Exercise task: State how many lines in these records contain the word "金属钠保存在煤油中", and nothing else.

Extracted material:
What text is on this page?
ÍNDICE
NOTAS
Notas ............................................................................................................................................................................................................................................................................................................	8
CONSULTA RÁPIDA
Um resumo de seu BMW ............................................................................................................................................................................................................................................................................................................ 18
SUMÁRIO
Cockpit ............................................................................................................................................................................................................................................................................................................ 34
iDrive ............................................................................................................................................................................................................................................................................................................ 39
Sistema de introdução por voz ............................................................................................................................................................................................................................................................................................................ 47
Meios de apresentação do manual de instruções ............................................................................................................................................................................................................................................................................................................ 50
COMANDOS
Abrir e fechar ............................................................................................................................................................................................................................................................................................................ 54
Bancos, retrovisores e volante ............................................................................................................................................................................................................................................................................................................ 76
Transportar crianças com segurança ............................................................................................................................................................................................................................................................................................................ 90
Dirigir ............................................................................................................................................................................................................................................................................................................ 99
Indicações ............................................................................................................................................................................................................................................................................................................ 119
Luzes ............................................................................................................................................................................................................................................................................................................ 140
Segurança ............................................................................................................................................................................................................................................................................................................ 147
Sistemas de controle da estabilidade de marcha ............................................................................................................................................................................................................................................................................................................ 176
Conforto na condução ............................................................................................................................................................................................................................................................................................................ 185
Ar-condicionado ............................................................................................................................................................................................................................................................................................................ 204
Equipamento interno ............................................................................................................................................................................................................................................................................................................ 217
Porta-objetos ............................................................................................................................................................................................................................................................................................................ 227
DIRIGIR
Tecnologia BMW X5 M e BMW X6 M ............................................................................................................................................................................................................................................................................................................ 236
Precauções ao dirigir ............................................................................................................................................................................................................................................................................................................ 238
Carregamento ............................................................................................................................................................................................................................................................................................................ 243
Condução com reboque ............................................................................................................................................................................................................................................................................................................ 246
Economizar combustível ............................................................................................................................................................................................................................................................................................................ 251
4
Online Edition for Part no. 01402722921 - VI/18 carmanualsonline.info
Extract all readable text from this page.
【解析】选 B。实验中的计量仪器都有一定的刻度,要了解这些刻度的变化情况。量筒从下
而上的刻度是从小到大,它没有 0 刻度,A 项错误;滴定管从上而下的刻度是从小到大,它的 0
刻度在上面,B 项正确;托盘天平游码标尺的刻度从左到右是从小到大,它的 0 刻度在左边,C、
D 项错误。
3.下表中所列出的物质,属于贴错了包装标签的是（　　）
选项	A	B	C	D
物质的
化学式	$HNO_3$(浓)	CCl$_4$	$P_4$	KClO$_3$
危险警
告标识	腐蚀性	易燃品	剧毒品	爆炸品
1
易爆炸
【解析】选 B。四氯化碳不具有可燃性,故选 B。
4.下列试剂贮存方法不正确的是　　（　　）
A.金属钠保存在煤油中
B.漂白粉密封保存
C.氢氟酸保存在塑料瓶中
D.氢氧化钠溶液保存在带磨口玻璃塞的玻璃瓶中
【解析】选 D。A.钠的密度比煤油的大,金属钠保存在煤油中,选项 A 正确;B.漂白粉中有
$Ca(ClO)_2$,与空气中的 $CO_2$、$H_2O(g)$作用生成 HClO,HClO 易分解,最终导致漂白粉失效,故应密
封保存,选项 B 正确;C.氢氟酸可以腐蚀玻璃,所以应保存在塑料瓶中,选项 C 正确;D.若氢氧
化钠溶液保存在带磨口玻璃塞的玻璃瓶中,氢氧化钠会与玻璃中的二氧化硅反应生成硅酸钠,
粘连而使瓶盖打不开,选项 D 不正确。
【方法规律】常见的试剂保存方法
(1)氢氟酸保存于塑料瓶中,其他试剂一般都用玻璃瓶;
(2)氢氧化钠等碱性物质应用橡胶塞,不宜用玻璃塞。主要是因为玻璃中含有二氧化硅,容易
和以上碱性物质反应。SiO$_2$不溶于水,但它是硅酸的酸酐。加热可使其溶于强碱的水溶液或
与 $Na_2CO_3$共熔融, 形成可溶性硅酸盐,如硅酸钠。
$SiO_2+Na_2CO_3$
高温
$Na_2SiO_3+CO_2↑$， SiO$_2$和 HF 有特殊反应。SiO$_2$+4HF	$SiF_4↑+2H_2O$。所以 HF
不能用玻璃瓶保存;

Result: 2